▸ **REQUIREMENT**
Exactly reproduce the entries, dropping any pictures from your copy.

* * * * *

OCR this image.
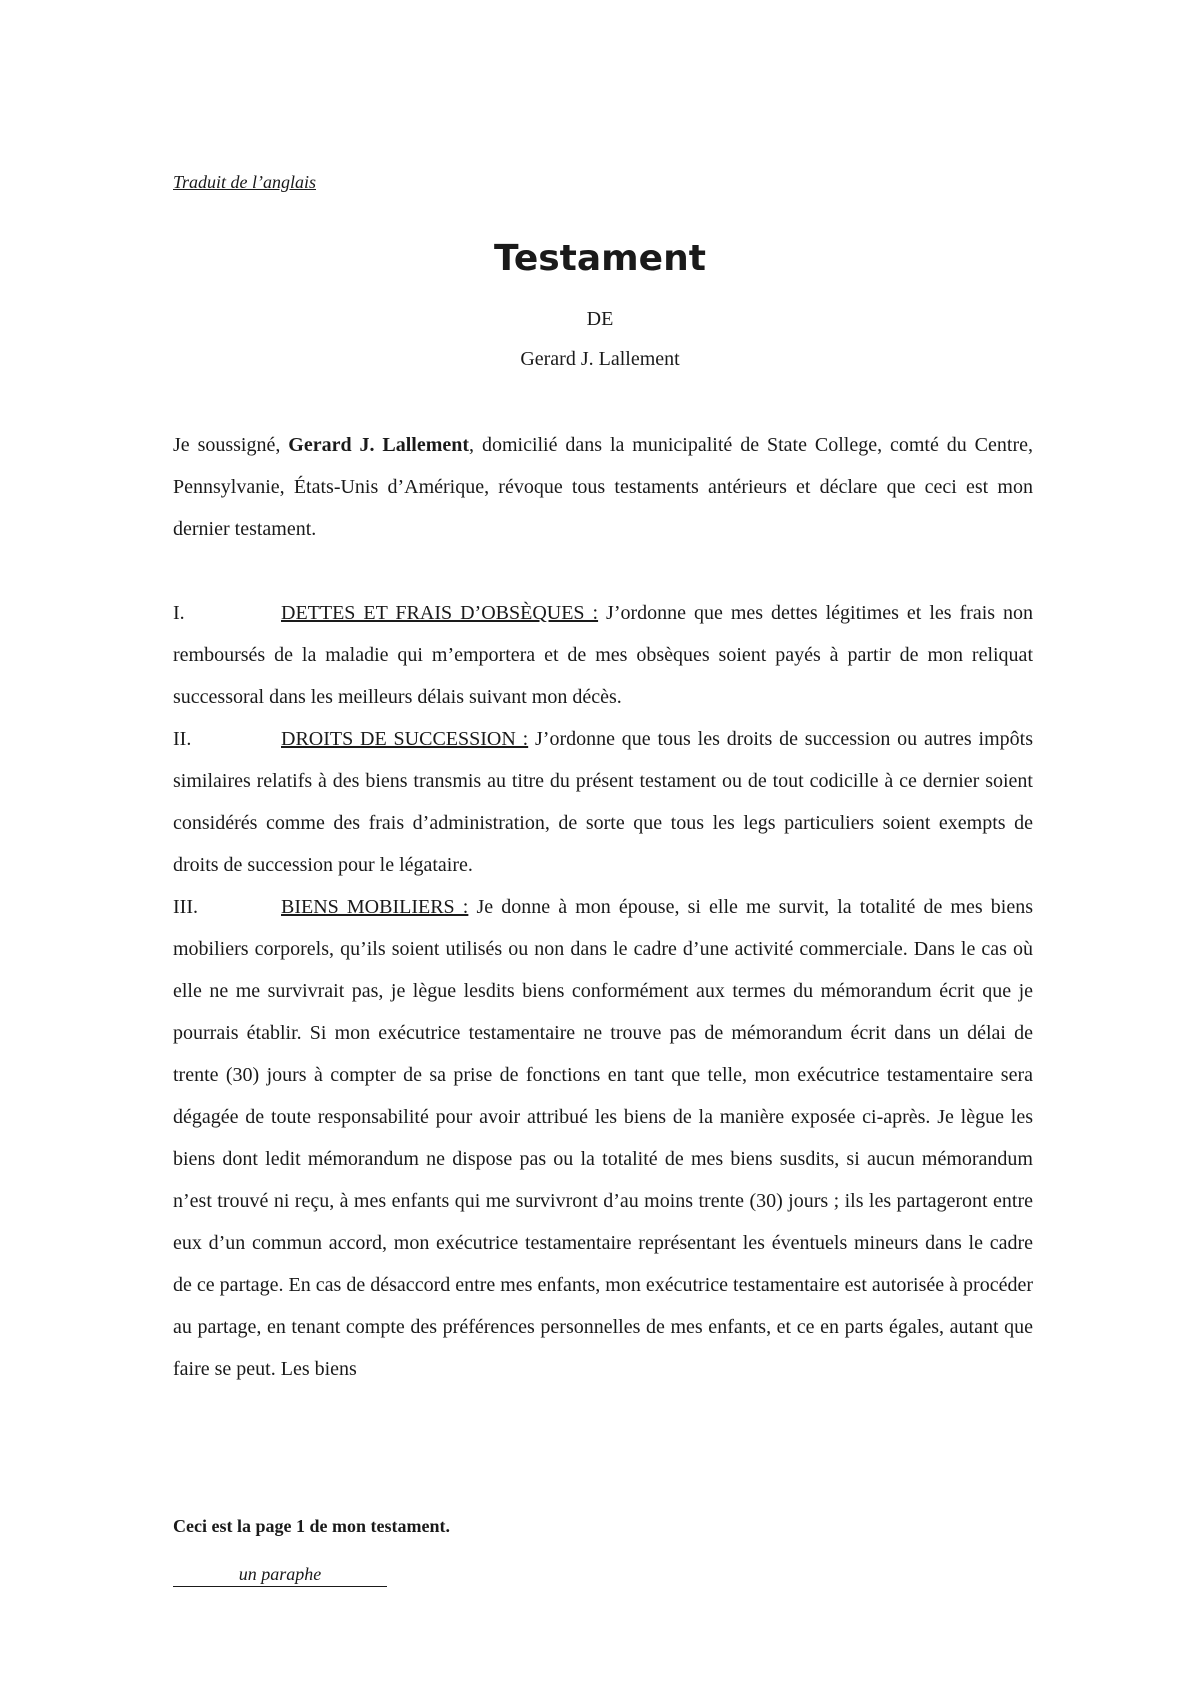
Traduit de l’anglais
Testament
DE
Gerard J. Lallement

Je soussigné, Gerard J. Lallement, domicilié dans la municipalité de State College, comté du Centre, Pennsylvanie, États-Unis d’Amérique, révoque tous testaments antérieurs et déclare que ceci est mon dernier testament.

I.	DETTES ET FRAIS D’OBSÈQUES : J’ordonne que mes dettes légitimes et les frais non remboursés de la maladie qui m’emportera et de mes obsèques soient payés à partir de mon reliquat successoral dans les meilleurs délais suivant mon décès.

II.	DROITS DE SUCCESSION : J’ordonne que tous les droits de succession ou autres impôts similaires relatifs à des biens transmis au titre du présent testament ou de tout codicille à ce dernier soient considérés comme des frais d’administration, de sorte que tous les legs particuliers soient exempts de droits de succession pour le légataire.

III.	BIENS MOBILIERS : Je donne à mon épouse, si elle me survit, la totalité de mes biens mobiliers corporels, qu’ils soient utilisés ou non dans le cadre d’une activité commerciale. Dans le cas où elle ne me survivrait pas, je lègue lesdits biens conformément aux termes du mémorandum écrit que je pourrais établir. Si mon exécutrice testamentaire ne trouve pas de mémorandum écrit dans un délai de trente (30) jours à compter de sa prise de fonctions en tant que telle, mon exécutrice testamentaire sera dégagée de toute responsabilité pour avoir attribué les biens de la manière exposée ci-après. Je lègue les biens dont ledit mémorandum ne dispose pas ou la totalité de mes biens susdits, si aucun mémorandum n’est trouvé ni reçu, à mes enfants qui me survivront d’au moins trente (30) jours ; ils les partageront entre eux d’un commun accord, mon exécutrice testamentaire représentant les éventuels mineurs dans le cadre de ce partage. En cas de désaccord entre mes enfants, mon exécutrice testamentaire est autorisée à procéder au partage, en tenant compte des préférences personnelles de mes enfants, et ce en parts égales, autant que faire se peut. Les biens

Ceci est la page 1 de mon testament.
un paraphe
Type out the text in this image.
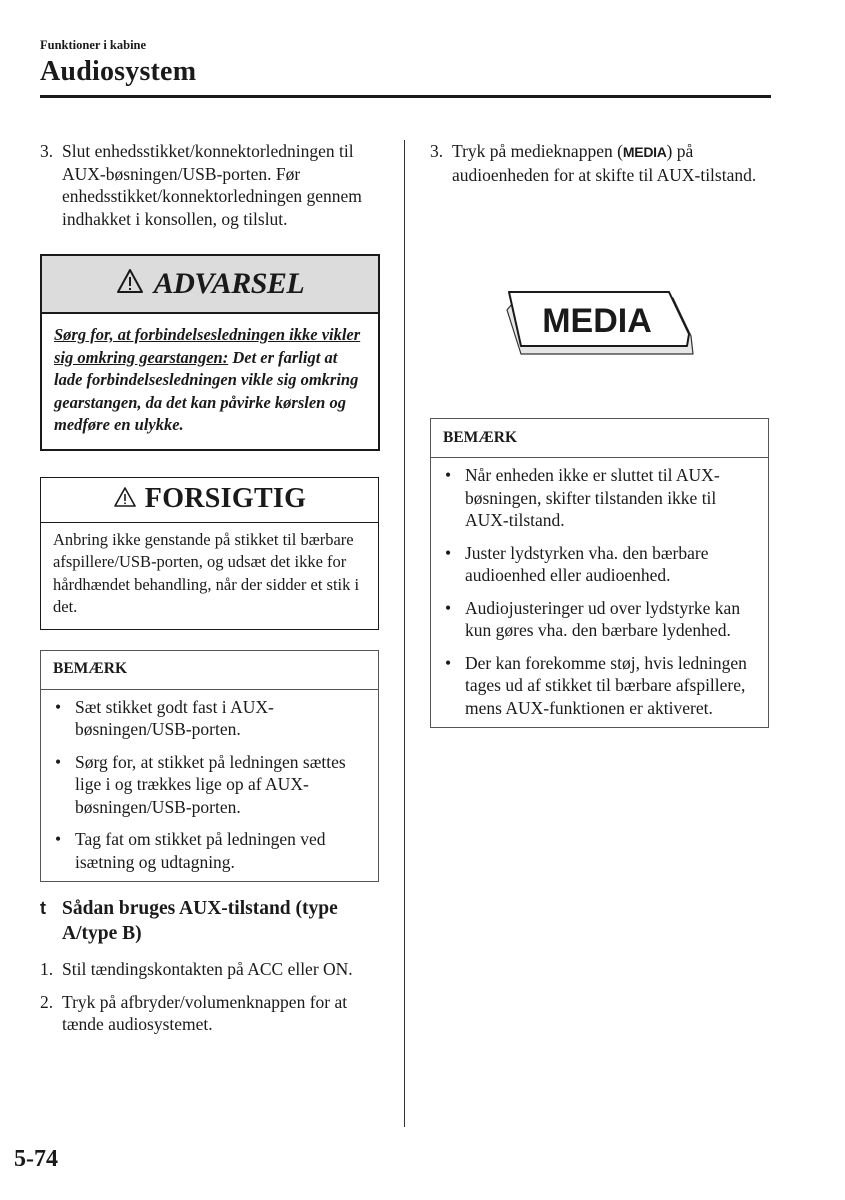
Funktioner i kabine
Audiosystem

3. Slut enhedsstikket/konnektorledningen til AUX-bøsningen/USB-porten. Før enhedsstikket/konnektorledningen gennem indhakket i konsollen, og tilslut.

ADVARSEL
Sørg for, at forbindelsesledningen ikke vikler sig omkring gearstangen: Det er farligt at lade forbindelsesledningen vikle sig omkring gearstangen, da det kan påvirke kørslen og medføre en ulykke.
FORSIGTIG
Anbring ikke genstande på stikket til bærbare afspillere/USB-porten, og udsæt det ikke for hårdhændet behandling, når der sidder et stik i det.
BEMÆRK
• Sæt stikket godt fast i AUX-bøsningen/USB-porten.
• Sørg for, at stikket på ledningen sættes lige i og trækkes lige op af AUX-bøsningen/USB-porten.
• Tag fat om stikket på ledningen ved isætning og udtagning.
t Sådan bruges AUX-tilstand (type A/type B)

1. Stil tændingskontakten på ACC eller ON.

2. Tryk på afbryder/volumenknappen for at tænde audiosystemet.

3. Tryk på medieknappen (MEDIA) på audioenheden for at skifte til AUX-tilstand.

BEMÆRK
• Når enheden ikke er sluttet til AUX-bøsningen, skifter tilstanden ikke til AUX-tilstand.
• Juster lydstyrken vha. den bærbare audioenhed eller audioenhed.
• Audiojusteringer ud over lydstyrke kan kun gøres vha. den bærbare lydenhed.
• Der kan forekomme støj, hvis ledningen tages ud af stikket til bærbare afspillere, mens AUX-funktionen er aktiveret.
MEDIA
5-74
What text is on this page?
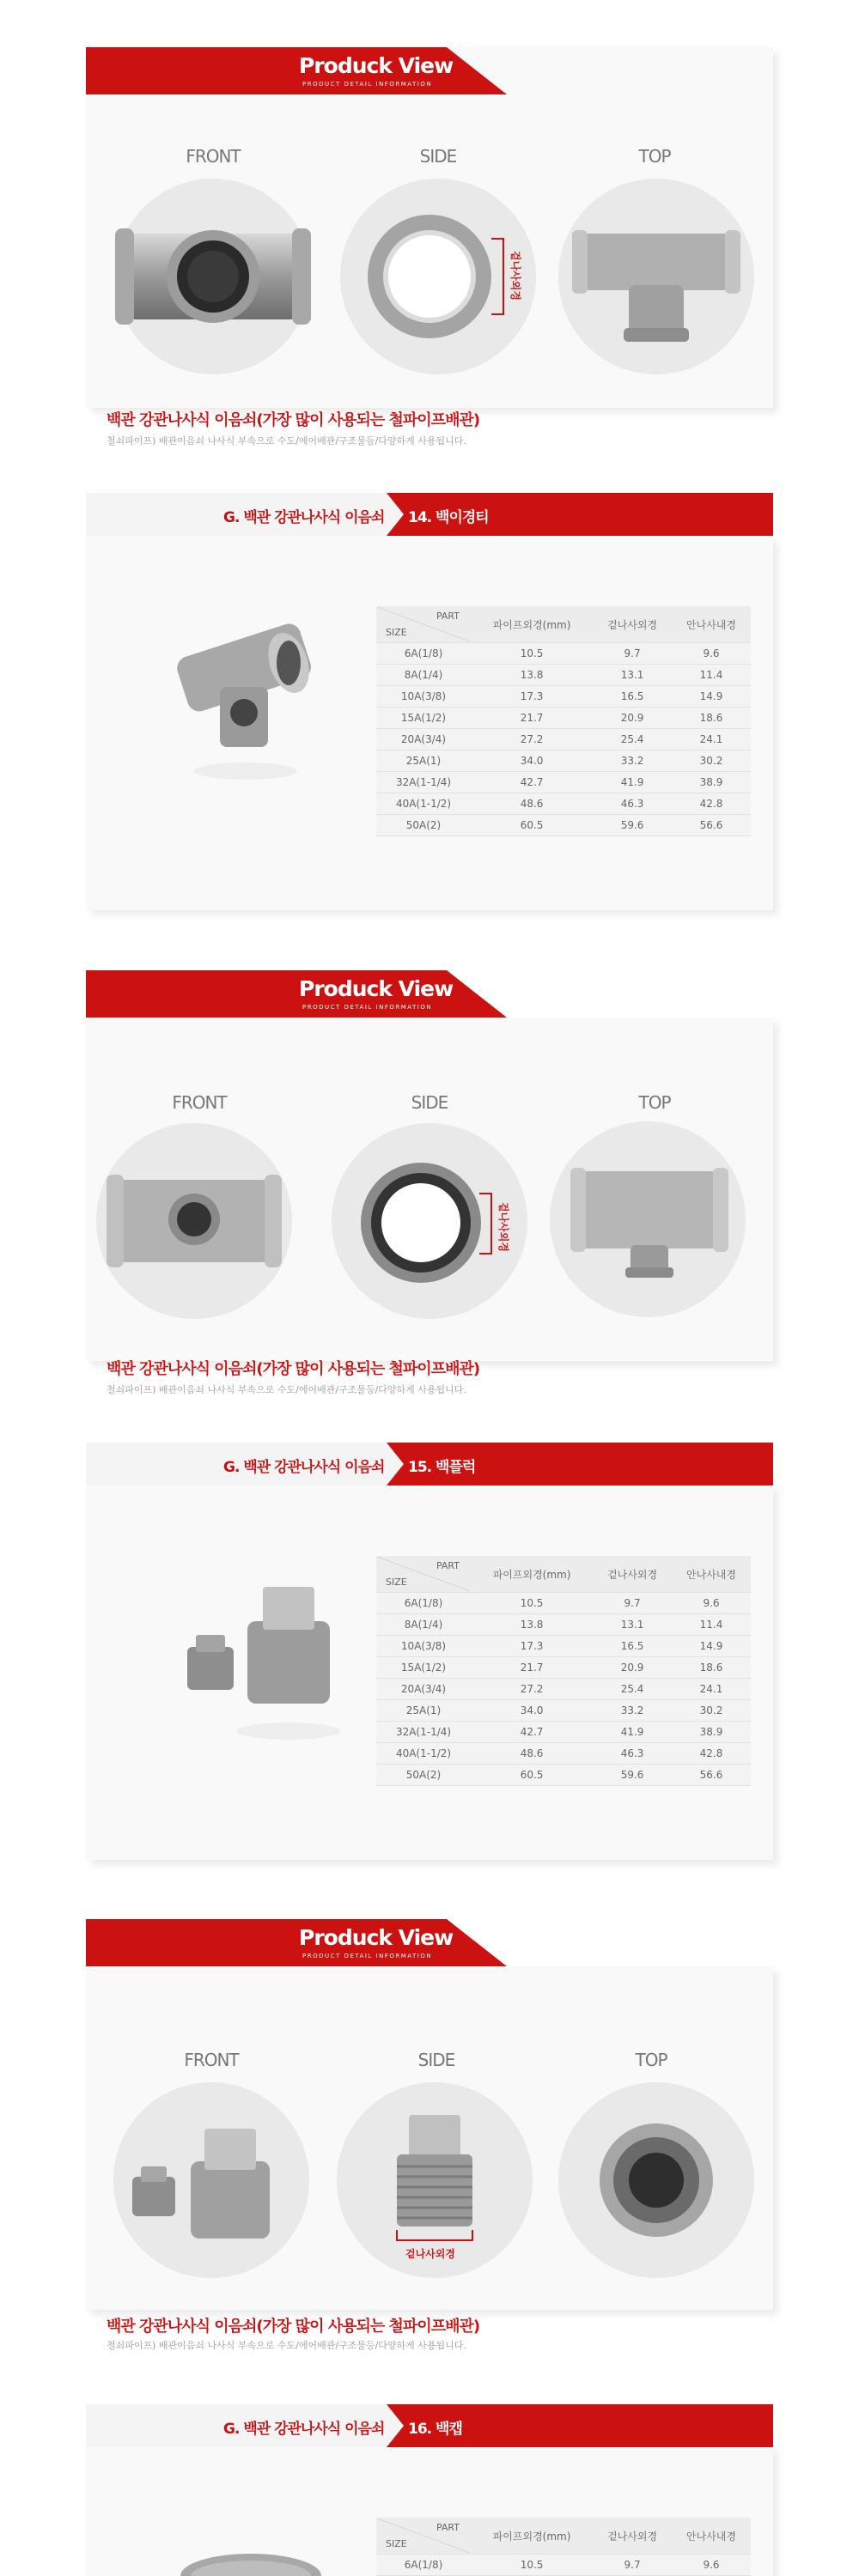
Produck View
PRODUCT DETAIL INFORMATION
FRONT	SIDE	TOP
겉나사외경
백관 강관나사식 이음쇠(가장 많이 사용되는 철파이프배관)
철쇠파이프) 배관이음쇠 나사식 부속으로 수도/에어배관/구조물등/다양하게 사용됩니다.
G. 백관 강관나사식 이음쇠 14. 백이경티
PART
SIZE	파이프외경(mm)	겉나사외경	안나사내경
6A(1/8)	10.5	9.7	9.6
8A(1/4)	13.8	13.1	11.4
10A(3/8)	17.3	16.5	14.9
15A(1/2)	21.7	20.9	18.6
20A(3/4)	27.2	25.4	24.1
25A(1)	34.0	33.2	30.2
32A(1-1/4)	42.7	41.9	38.9
40A(1-1/2)	48.6	46.3	42.8
50A(2)	60.5	59.6	56.6
Produck View
PRODUCT DETAIL INFORMATION
FRONT	SIDE	TOP
겉나사외경
백관 강관나사식 이음쇠(가장 많이 사용되는 철파이프배관)
철쇠파이프) 배관이음쇠 나사식 부속으로 수도/에어배관/구조물등/다양하게 사용됩니다.
G. 백관 강관나사식 이음쇠 15. 백플럭
PART
SIZE	파이프외경(mm)	겉나사외경	안나사내경
6A(1/8)	10.5	9.7	9.6
8A(1/4)	13.8	13.1	11.4
10A(3/8)	17.3	16.5	14.9
15A(1/2)	21.7	20.9	18.6
20A(3/4)	27.2	25.4	24.1
25A(1)	34.0	33.2	30.2
32A(1-1/4)	42.7	41.9	38.9
40A(1-1/2)	48.6	46.3	42.8
50A(2)	60.5	59.6	56.6
Produck View
PRODUCT DETAIL INFORMATION
FRONT	SIDE	TOP
겉나사외경
백관 강관나사식 이음쇠(가장 많이 사용되는 철파이프배관)
철쇠파이프) 배관이음쇠 나사식 부속으로 수도/에어배관/구조물등/다양하게 사용됩니다.
G. 백관 강관나사식 이음쇠 16. 백캡
PART
SIZE	파이프외경(mm)	겉나사외경	안나사내경
6A(1/8)	10.5	9.7	9.6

* * * * *

▸ **OUTPUT**
OCR this image.
Traduit de l’anglais
Testament
DE
Gerard J. Lallement

Je soussigné, Gerard J. Lallement, domicilié dans la municipalité de State College, comté du Centre, Pennsylvanie, États-Unis d’Amérique, révoque tous testaments antérieurs et déclare que ceci est mon dernier testament.

I.	DETTES ET FRAIS D’OBSÈQUES : J’ordonne que mes dettes légitimes et les frais non remboursés de la maladie qui m’emportera et de mes obsèques soient payés à partir de mon reliquat successoral dans les meilleurs délais suivant mon décès.

II.	DROITS DE SUCCESSION : J’ordonne que tous les droits de succession ou autres impôts similaires relatifs à des biens transmis au titre du présent testament ou de tout codicille à ce dernier soient considérés comme des frais d’administration, de sorte que tous les legs particuliers soient exempts de droits de succession pour le légataire.

III.	BIENS MOBILIERS : Je donne à mon épouse, si elle me survit, la totalité de mes biens mobiliers corporels, qu’ils soient utilisés ou non dans le cadre d’une activité commerciale. Dans le cas où elle ne me survivrait pas, je lègue lesdits biens conformément aux termes du mémorandum écrit que je pourrais établir. Si mon exécutrice testamentaire ne trouve pas de mémorandum écrit dans un délai de trente (30) jours à compter de sa prise de fonctions en tant que telle, mon exécutrice testamentaire sera dégagée de toute responsabilité pour avoir attribué les biens de la manière exposée ci-après. Je lègue les biens dont ledit mémorandum ne dispose pas ou la totalité de mes biens susdits, si aucun mémorandum n’est trouvé ni reçu, à mes enfants qui me survivront d’au moins trente (30) jours ; ils les partageront entre eux d’un commun accord, mon exécutrice testamentaire représentant les éventuels mineurs dans le cadre de ce partage. En cas de désaccord entre mes enfants, mon exécutrice testamentaire est autorisée à procéder au partage, en tenant compte des préférences personnelles de mes enfants, et ce en parts égales, autant que faire se peut. Les biens

Ceci est la page 1 de mon testament.
un paraphe
Type out the text in this image.
Funktioner i kabine
Audiosystem

3. Slut enhedsstikket/konnektorledningen til AUX-bøsningen/USB-porten. Før enhedsstikket/konnektorledningen gennem indhakket i konsollen, og tilslut.

ADVARSEL
Sørg for, at forbindelsesledningen ikke vikler sig omkring gearstangen: Det er farligt at lade forbindelsesledningen vikle sig omkring gearstangen, da det kan påvirke kørslen og medføre en ulykke.
FORSIGTIG
Anbring ikke genstande på stikket til bærbare afspillere/USB-porten, og udsæt det ikke for hårdhændet behandling, når der sidder et stik i det.
BEMÆRK
• Sæt stikket godt fast i AUX-bøsningen/USB-porten.
• Sørg for, at stikket på ledningen sættes lige i og trækkes lige op af AUX-bøsningen/USB-porten.
• Tag fat om stikket på ledningen ved isætning og udtagning.
t Sådan bruges AUX-tilstand (type A/type B)

1. Stil tændingskontakten på ACC eller ON.

2. Tryk på afbryder/volumenknappen for at tænde audiosystemet.

3. Tryk på medieknappen (MEDIA) på audioenheden for at skifte til AUX-tilstand.

BEMÆRK
• Når enheden ikke er sluttet til AUX-bøsningen, skifter tilstanden ikke til AUX-tilstand.
• Juster lydstyrken vha. den bærbare audioenhed eller audioenhed.
• Audiojusteringer ud over lydstyrke kan kun gøres vha. den bærbare lydenhed.
• Der kan forekomme støj, hvis ledningen tages ud af stikket til bærbare afspillere, mens AUX-funktionen er aktiveret.
MEDIA
5-74
What text is on this page?
Produck View
PRODUCT DETAIL INFORMATION
FRONT	SIDE	TOP
겉나사외경
백관 강관나사식 이음쇠(가장 많이 사용되는 철파이프배관)
철쇠파이프) 배관이음쇠 나사식 부속으로 수도/에어배관/구조물등/다양하게 사용됩니다.
G. 백관 강관나사식 이음쇠 14. 백이경티
PART
SIZE	파이프외경(mm)	겉나사외경	안나사내경
6A(1/8)	10.5	9.7	9.6
8A(1/4)	13.8	13.1	11.4
10A(3/8)	17.3	16.5	14.9
15A(1/2)	21.7	20.9	18.6
20A(3/4)	27.2	25.4	24.1
25A(1)	34.0	33.2	30.2
32A(1-1/4)	42.7	41.9	38.9
40A(1-1/2)	48.6	46.3	42.8
50A(2)	60.5	59.6	56.6
Produck View
PRODUCT DETAIL INFORMATION
FRONT	SIDE	TOP
겉나사외경
백관 강관나사식 이음쇠(가장 많이 사용되는 철파이프배관)
철쇠파이프) 배관이음쇠 나사식 부속으로 수도/에어배관/구조물등/다양하게 사용됩니다.
G. 백관 강관나사식 이음쇠 15. 백플럭
PART
SIZE	파이프외경(mm)	겉나사외경	안나사내경
6A(1/8)	10.5	9.7	9.6
8A(1/4)	13.8	13.1	11.4
10A(3/8)	17.3	16.5	14.9
15A(1/2)	21.7	20.9	18.6
20A(3/4)	27.2	25.4	24.1
25A(1)	34.0	33.2	30.2
32A(1-1/4)	42.7	41.9	38.9
40A(1-1/2)	48.6	46.3	42.8
50A(2)	60.5	59.6	56.6
Produck View
PRODUCT DETAIL INFORMATION
FRONT	SIDE	TOP
겉나사외경
백관 강관나사식 이음쇠(가장 많이 사용되는 철파이프배관)
철쇠파이프) 배관이음쇠 나사식 부속으로 수도/에어배관/구조물등/다양하게 사용됩니다.
G. 백관 강관나사식 이음쇠 16. 백캡
PART
SIZE	파이프외경(mm)	겉나사외경	안나사내경
6A(1/8)	10.5	9.7	9.6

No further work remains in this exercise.